• Task objective
From the entries provided below, copy each line that contains the word "从零开始学采购".

-*-

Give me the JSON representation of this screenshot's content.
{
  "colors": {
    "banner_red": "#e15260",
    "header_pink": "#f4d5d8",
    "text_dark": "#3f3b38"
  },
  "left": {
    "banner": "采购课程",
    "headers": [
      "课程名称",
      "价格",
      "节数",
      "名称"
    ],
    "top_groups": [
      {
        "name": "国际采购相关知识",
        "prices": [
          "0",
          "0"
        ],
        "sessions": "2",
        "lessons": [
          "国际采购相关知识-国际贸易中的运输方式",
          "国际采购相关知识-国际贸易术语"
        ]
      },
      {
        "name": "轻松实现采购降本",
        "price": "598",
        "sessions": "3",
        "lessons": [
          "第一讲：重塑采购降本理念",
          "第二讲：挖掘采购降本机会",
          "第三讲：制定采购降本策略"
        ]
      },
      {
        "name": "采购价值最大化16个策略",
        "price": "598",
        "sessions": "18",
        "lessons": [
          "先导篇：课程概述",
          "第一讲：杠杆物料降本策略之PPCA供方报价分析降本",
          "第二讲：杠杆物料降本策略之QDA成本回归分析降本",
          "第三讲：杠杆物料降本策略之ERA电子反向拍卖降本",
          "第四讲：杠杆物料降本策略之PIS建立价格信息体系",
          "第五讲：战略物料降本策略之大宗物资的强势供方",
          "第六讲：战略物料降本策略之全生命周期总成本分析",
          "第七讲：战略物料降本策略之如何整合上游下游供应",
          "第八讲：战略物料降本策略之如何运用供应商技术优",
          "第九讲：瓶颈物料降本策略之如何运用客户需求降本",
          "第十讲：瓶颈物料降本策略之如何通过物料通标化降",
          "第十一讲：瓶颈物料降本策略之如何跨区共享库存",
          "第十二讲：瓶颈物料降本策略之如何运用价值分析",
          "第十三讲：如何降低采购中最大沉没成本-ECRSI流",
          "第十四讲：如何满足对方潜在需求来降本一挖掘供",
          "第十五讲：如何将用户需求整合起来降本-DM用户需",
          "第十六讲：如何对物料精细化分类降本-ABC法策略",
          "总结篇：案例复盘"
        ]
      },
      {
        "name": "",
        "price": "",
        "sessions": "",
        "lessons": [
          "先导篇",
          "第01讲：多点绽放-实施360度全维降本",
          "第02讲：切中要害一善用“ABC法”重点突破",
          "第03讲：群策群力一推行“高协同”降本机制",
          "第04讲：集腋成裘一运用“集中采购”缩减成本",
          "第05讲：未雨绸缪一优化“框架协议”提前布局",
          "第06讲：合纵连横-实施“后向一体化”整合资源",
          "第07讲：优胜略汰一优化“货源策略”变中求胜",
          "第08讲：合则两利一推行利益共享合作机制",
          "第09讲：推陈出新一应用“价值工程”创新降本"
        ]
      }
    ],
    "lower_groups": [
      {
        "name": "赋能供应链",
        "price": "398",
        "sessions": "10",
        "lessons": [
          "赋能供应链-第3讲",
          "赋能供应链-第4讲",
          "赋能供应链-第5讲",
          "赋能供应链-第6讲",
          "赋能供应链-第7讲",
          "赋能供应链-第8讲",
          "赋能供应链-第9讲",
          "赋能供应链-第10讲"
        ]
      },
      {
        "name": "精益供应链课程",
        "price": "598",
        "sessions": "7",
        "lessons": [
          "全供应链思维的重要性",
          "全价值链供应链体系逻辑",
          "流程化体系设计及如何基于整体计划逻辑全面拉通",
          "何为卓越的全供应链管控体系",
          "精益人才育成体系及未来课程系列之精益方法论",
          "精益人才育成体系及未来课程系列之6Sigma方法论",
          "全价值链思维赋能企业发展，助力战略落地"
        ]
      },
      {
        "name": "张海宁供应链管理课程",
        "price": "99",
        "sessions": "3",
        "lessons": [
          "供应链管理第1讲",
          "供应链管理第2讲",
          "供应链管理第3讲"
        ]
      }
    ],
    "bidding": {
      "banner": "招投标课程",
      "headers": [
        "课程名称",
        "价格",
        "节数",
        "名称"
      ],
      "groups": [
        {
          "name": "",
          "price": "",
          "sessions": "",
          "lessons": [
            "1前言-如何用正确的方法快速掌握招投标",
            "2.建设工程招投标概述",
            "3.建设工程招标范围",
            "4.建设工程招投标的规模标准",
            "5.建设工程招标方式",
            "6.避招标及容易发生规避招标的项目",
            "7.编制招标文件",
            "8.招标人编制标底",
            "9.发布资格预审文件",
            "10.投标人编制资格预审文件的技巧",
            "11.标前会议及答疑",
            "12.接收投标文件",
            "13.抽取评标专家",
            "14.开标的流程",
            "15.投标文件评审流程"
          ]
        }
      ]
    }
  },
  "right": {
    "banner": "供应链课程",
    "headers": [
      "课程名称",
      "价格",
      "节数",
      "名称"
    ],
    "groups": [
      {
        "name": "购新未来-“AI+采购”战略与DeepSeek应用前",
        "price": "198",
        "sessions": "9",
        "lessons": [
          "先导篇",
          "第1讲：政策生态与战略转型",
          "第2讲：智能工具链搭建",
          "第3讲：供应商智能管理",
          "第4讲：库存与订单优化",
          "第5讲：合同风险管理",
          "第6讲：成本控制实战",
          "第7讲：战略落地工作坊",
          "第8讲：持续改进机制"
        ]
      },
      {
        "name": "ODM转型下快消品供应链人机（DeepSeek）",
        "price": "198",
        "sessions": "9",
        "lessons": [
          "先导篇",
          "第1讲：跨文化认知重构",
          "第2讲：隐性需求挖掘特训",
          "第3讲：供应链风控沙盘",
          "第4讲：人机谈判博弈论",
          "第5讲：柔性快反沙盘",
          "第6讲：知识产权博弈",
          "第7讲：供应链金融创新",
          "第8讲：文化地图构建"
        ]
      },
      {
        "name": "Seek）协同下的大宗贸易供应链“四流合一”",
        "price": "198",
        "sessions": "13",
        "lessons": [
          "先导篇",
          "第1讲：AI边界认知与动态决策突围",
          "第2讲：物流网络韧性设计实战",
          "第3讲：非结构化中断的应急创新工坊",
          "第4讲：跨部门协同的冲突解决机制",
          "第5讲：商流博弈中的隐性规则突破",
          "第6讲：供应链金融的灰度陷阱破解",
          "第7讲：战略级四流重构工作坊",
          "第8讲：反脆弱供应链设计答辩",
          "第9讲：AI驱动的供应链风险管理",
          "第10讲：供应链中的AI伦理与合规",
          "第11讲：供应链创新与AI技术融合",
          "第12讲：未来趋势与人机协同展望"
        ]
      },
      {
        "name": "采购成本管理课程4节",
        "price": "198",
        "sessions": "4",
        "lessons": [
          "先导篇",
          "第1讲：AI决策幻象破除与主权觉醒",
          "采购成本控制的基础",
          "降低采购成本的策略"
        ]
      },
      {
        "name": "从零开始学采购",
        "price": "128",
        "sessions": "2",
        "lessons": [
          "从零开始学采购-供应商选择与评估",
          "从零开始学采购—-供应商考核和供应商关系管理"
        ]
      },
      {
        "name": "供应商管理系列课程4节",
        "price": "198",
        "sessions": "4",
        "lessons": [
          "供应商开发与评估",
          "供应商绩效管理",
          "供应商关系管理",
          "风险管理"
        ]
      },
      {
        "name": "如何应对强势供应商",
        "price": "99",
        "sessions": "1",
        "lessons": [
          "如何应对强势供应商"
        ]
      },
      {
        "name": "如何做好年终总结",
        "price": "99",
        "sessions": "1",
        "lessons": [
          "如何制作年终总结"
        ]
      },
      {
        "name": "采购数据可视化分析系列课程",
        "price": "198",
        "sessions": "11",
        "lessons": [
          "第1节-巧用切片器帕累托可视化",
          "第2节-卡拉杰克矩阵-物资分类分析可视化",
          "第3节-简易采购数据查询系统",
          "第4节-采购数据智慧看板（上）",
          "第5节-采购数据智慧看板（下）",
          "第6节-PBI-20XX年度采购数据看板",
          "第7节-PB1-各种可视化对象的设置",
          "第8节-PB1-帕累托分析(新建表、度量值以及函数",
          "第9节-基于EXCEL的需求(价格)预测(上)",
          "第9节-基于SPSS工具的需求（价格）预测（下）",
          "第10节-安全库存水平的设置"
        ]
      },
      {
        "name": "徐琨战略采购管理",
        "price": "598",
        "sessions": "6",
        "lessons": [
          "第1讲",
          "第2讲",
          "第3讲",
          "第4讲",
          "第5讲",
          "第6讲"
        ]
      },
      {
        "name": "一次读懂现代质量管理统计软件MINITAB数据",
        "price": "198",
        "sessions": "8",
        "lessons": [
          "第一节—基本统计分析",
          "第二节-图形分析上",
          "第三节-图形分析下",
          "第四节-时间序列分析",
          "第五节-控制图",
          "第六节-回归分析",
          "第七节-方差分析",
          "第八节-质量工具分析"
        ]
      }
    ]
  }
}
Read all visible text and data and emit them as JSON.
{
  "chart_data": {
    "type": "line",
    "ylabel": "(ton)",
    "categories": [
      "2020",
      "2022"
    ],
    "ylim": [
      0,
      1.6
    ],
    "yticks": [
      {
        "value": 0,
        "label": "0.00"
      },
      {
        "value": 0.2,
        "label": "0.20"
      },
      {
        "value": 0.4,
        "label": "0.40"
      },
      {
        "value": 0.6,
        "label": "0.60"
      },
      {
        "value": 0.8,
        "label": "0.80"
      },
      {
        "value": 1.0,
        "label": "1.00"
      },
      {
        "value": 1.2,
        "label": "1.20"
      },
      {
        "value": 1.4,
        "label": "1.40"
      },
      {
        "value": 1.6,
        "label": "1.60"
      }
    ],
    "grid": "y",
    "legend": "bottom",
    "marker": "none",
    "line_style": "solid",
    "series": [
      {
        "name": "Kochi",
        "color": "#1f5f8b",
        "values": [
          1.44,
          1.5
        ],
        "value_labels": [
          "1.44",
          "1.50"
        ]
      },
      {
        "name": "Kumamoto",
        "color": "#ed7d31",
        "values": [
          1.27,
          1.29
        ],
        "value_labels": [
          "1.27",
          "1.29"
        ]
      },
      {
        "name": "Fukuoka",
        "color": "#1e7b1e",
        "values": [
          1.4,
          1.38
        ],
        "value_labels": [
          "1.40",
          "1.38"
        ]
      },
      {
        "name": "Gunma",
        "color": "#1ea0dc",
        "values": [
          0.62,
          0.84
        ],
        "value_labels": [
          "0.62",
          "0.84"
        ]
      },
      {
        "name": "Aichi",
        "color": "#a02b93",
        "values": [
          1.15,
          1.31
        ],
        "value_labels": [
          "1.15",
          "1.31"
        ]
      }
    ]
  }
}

-*-

• Response to this task
        "name": "从零开始学采购",
          "从零开始学采购-供应商选择与评估",
          "从零开始学采购—-供应商考核和供应商关系管理"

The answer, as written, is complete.